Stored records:
────────────────────────────────────────

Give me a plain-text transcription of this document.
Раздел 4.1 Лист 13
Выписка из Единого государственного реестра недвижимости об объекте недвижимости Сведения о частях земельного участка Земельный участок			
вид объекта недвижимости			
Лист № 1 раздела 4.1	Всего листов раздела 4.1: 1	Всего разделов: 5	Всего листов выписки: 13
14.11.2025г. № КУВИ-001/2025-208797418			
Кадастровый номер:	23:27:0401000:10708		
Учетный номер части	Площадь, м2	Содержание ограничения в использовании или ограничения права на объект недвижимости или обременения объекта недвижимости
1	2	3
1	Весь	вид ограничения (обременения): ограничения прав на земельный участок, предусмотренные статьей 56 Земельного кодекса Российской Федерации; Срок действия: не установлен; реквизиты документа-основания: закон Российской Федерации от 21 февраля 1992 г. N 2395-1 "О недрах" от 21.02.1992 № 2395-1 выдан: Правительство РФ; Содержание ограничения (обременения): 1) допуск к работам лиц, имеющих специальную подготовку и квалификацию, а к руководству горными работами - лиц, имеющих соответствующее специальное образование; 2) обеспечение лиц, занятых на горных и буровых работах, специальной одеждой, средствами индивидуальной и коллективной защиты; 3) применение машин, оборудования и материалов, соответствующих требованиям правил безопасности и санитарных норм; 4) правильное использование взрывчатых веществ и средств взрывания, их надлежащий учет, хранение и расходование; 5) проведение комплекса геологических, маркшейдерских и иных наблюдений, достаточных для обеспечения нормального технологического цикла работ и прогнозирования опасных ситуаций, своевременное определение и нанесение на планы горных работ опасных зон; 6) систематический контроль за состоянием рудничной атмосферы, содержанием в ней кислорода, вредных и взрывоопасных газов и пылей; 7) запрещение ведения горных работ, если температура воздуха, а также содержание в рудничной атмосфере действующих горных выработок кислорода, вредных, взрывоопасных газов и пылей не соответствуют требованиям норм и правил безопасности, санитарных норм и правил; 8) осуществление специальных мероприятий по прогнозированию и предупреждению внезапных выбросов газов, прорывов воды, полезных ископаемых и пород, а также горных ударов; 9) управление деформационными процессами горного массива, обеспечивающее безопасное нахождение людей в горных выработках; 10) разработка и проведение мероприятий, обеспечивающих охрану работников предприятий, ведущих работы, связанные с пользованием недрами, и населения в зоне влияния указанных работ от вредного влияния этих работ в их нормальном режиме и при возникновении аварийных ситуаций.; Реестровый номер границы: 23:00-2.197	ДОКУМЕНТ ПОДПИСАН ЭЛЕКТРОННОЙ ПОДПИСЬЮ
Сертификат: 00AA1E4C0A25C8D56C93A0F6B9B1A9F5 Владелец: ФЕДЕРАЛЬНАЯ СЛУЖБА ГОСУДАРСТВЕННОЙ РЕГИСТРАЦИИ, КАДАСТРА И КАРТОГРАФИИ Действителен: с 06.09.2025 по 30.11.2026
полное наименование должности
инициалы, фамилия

────────────────────────────────────────

Problem details:
Return all lines of the material above in which the word "Лист" occurs.

Completed exercise:
Раздел 4.1 Лист 13
Лист № 1 раздела 4.1	Всего листов раздела 4.1: 1	Всего разделов: 5	Всего листов выписки: 13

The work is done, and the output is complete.